(EXERCISE DIRECTIONS)
Print the complete set of entries exactly.

(RECORDS FOR THE EXERCISE)

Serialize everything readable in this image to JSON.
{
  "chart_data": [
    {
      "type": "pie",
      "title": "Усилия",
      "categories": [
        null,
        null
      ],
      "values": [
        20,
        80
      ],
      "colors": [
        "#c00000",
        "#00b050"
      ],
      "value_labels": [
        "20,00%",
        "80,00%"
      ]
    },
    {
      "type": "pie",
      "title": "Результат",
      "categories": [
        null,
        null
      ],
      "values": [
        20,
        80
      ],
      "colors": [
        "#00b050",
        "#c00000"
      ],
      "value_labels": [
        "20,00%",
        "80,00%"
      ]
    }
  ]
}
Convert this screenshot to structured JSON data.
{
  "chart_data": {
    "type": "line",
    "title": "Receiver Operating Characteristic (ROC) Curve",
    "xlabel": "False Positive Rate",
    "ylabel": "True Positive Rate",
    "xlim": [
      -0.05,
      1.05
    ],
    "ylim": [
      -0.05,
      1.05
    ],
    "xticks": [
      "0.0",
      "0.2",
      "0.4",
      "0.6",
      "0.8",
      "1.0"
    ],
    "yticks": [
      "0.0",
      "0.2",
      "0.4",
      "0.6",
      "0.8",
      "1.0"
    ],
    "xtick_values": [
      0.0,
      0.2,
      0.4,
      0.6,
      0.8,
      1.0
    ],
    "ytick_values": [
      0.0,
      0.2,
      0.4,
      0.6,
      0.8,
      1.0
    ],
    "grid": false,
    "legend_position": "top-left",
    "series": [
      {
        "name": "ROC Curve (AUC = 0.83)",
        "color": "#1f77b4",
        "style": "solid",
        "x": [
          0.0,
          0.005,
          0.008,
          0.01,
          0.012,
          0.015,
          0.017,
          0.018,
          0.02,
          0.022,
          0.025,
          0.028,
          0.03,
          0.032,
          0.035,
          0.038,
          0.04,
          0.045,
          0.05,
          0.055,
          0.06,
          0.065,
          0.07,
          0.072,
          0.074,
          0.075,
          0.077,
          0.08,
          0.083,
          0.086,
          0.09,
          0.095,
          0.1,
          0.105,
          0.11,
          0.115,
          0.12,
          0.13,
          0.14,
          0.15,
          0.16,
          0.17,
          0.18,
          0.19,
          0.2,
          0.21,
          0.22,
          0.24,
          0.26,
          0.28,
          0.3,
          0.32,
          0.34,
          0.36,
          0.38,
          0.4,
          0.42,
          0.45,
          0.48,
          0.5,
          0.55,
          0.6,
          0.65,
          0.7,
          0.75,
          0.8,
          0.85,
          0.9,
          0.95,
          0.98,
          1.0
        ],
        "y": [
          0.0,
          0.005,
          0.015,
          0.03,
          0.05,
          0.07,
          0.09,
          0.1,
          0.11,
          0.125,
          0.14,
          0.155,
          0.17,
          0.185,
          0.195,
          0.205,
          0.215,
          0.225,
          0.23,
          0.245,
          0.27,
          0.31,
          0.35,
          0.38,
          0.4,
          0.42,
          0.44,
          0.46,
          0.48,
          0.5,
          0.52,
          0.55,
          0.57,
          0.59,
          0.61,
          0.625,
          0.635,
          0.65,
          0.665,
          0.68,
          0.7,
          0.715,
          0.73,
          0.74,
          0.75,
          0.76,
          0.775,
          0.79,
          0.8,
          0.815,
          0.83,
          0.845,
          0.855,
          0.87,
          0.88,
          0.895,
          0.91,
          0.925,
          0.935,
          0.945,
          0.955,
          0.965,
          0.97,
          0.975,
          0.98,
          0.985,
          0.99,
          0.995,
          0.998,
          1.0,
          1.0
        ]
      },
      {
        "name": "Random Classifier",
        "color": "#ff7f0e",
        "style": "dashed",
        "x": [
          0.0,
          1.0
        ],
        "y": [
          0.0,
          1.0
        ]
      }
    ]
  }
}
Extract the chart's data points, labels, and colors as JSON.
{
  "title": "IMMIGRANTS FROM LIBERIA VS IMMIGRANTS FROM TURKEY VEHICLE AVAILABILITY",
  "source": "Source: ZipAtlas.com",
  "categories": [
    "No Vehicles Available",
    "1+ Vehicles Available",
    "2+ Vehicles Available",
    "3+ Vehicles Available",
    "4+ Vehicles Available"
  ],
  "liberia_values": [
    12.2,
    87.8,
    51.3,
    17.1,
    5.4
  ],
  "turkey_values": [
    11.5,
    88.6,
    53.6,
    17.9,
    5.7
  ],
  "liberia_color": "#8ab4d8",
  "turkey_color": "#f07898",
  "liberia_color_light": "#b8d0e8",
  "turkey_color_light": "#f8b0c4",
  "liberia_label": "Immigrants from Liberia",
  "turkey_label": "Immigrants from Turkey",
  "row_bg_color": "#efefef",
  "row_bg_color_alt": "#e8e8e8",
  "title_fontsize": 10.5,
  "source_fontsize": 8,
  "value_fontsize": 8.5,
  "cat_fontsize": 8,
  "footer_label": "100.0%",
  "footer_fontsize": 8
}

(SOLUTION FOR THIS TASK)
Serialize everything readable in this image to JSON.
{
  "chart_data": [
    {
      "type": "pie",
      "title": "Усилия",
      "categories": [
        null,
        null
      ],
      "values": [
        20,
        80
      ],
      "colors": [
        "#c00000",
        "#00b050"
      ],
      "value_labels": [
        "20,00%",
        "80,00%"
      ]
    },
    {
      "type": "pie",
      "title": "Результат",
      "categories": [
        null,
        null
      ],
      "values": [
        20,
        80
      ],
      "colors": [
        "#00b050",
        "#c00000"
      ],
      "value_labels": [
        "20,00%",
        "80,00%"
      ]
    }
  ]
}
Convert this screenshot to structured JSON data.
{
  "chart_data": {
    "type": "line",
    "title": "Receiver Operating Characteristic (ROC) Curve",
    "xlabel": "False Positive Rate",
    "ylabel": "True Positive Rate",
    "xlim": [
      -0.05,
      1.05
    ],
    "ylim": [
      -0.05,
      1.05
    ],
    "xticks": [
      "0.0",
      "0.2",
      "0.4",
      "0.6",
      "0.8",
      "1.0"
    ],
    "yticks": [
      "0.0",
      "0.2",
      "0.4",
      "0.6",
      "0.8",
      "1.0"
    ],
    "xtick_values": [
      0.0,
      0.2,
      0.4,
      0.6,
      0.8,
      1.0
    ],
    "ytick_values": [
      0.0,
      0.2,
      0.4,
      0.6,
      0.8,
      1.0
    ],
    "grid": false,
    "legend_position": "top-left",
    "series": [
      {
        "name": "ROC Curve (AUC = 0.83)",
        "color": "#1f77b4",
        "style": "solid",
        "x": [
          0.0,
          0.005,
          0.008,
          0.01,
          0.012,
          0.015,
          0.017,
          0.018,
          0.02,
          0.022,
          0.025,
          0.028,
          0.03,
          0.032,
          0.035,
          0.038,
          0.04,
          0.045,
          0.05,
          0.055,
          0.06,
          0.065,
          0.07,
          0.072,
          0.074,
          0.075,
          0.077,
          0.08,
          0.083,
          0.086,
          0.09,
          0.095,
          0.1,
          0.105,
          0.11,
          0.115,
          0.12,
          0.13,
          0.14,
          0.15,
          0.16,
          0.17,
          0.18,
          0.19,
          0.2,
          0.21,
          0.22,
          0.24,
          0.26,
          0.28,
          0.3,
          0.32,
          0.34,
          0.36,
          0.38,
          0.4,
          0.42,
          0.45,
          0.48,
          0.5,
          0.55,
          0.6,
          0.65,
          0.7,
          0.75,
          0.8,
          0.85,
          0.9,
          0.95,
          0.98,
          1.0
        ],
        "y": [
          0.0,
          0.005,
          0.015,
          0.03,
          0.05,
          0.07,
          0.09,
          0.1,
          0.11,
          0.125,
          0.14,
          0.155,
          0.17,
          0.185,
          0.195,
          0.205,
          0.215,
          0.225,
          0.23,
          0.245,
          0.27,
          0.31,
          0.35,
          0.38,
          0.4,
          0.42,
          0.44,
          0.46,
          0.48,
          0.5,
          0.52,
          0.55,
          0.57,
          0.59,
          0.61,
          0.625,
          0.635,
          0.65,
          0.665,
          0.68,
          0.7,
          0.715,
          0.73,
          0.74,
          0.75,
          0.76,
          0.775,
          0.79,
          0.8,
          0.815,
          0.83,
          0.845,
          0.855,
          0.87,
          0.88,
          0.895,
          0.91,
          0.925,
          0.935,
          0.945,
          0.955,
          0.965,
          0.97,
          0.975,
          0.98,
          0.985,
          0.99,
          0.995,
          0.998,
          1.0,
          1.0
        ]
      },
      {
        "name": "Random Classifier",
        "color": "#ff7f0e",
        "style": "dashed",
        "x": [
          0.0,
          1.0
        ],
        "y": [
          0.0,
          1.0
        ]
      }
    ]
  }
}
Extract the chart's data points, labels, and colors as JSON.
{
  "title": "IMMIGRANTS FROM LIBERIA VS IMMIGRANTS FROM TURKEY VEHICLE AVAILABILITY",
  "source": "Source: ZipAtlas.com",
  "categories": [
    "No Vehicles Available",
    "1+ Vehicles Available",
    "2+ Vehicles Available",
    "3+ Vehicles Available",
    "4+ Vehicles Available"
  ],
  "liberia_values": [
    12.2,
    87.8,
    51.3,
    17.1,
    5.4
  ],
  "turkey_values": [
    11.5,
    88.6,
    53.6,
    17.9,
    5.7
  ],
  "liberia_color": "#8ab4d8",
  "turkey_color": "#f07898",
  "liberia_color_light": "#b8d0e8",
  "turkey_color_light": "#f8b0c4",
  "liberia_label": "Immigrants from Liberia",
  "turkey_label": "Immigrants from Turkey",
  "row_bg_color": "#efefef",
  "row_bg_color_alt": "#e8e8e8",
  "title_fontsize": 10.5,
  "source_fontsize": 8,
  "value_fontsize": 8.5,
  "cat_fontsize": 8,
  "footer_label": "100.0%",
  "footer_fontsize": 8
}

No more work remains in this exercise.